** Start LISTED ENTRIES **
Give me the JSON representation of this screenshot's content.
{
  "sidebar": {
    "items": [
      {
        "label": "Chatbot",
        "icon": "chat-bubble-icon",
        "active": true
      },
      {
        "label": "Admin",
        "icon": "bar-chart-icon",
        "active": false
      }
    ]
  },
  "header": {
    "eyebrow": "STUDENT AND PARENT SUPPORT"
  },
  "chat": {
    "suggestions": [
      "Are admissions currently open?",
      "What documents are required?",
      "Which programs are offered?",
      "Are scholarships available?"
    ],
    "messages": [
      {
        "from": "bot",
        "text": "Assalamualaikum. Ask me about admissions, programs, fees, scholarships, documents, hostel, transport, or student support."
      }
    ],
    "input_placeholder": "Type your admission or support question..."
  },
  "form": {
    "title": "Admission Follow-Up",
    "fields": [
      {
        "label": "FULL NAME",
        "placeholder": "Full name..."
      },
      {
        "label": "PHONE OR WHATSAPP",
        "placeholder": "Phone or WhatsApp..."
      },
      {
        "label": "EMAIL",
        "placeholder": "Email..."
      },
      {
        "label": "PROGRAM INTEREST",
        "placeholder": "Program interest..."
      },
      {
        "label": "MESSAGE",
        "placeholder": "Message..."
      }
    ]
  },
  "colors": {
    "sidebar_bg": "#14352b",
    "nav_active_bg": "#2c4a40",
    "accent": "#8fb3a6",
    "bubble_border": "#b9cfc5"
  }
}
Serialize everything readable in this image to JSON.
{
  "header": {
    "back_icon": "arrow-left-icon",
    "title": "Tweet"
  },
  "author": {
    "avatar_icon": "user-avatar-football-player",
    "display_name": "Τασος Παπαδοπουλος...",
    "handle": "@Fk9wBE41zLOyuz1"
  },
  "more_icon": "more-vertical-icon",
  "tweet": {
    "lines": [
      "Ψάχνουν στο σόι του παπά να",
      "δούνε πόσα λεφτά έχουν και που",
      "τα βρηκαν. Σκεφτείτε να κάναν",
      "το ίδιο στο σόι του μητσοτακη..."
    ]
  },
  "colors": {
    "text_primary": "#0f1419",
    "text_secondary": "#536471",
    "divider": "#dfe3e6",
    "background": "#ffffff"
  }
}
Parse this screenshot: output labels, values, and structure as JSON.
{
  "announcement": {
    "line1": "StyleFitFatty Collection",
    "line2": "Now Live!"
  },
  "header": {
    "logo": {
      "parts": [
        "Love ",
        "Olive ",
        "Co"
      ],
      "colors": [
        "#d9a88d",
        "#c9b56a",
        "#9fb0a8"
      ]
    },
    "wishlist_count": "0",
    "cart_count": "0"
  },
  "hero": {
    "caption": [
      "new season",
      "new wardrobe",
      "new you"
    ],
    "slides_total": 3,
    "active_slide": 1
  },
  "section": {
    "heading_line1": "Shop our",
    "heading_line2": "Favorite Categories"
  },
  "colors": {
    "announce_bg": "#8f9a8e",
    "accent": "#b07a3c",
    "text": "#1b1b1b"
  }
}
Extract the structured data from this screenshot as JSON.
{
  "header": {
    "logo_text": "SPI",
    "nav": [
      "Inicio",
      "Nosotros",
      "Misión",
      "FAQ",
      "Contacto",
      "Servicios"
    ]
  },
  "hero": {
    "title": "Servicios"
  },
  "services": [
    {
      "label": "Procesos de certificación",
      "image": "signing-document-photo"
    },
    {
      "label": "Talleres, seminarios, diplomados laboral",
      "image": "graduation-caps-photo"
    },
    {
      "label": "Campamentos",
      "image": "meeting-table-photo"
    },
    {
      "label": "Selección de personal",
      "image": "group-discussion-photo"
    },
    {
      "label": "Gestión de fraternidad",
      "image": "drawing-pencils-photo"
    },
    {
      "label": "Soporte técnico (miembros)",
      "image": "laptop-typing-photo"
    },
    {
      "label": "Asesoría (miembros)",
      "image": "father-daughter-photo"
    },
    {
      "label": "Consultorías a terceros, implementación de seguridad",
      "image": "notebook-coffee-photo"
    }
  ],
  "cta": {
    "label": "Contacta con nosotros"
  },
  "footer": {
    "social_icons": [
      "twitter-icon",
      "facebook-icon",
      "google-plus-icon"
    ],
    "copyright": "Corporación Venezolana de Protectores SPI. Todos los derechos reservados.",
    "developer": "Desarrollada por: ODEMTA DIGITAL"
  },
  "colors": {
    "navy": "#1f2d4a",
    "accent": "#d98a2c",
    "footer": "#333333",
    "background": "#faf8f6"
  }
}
** End LISTED ENTRIES **
• YOUR OBJECTIVE: Check each line above for the word "this" and say how many have it, with nothing else.

• EXERCISE RESULT: 4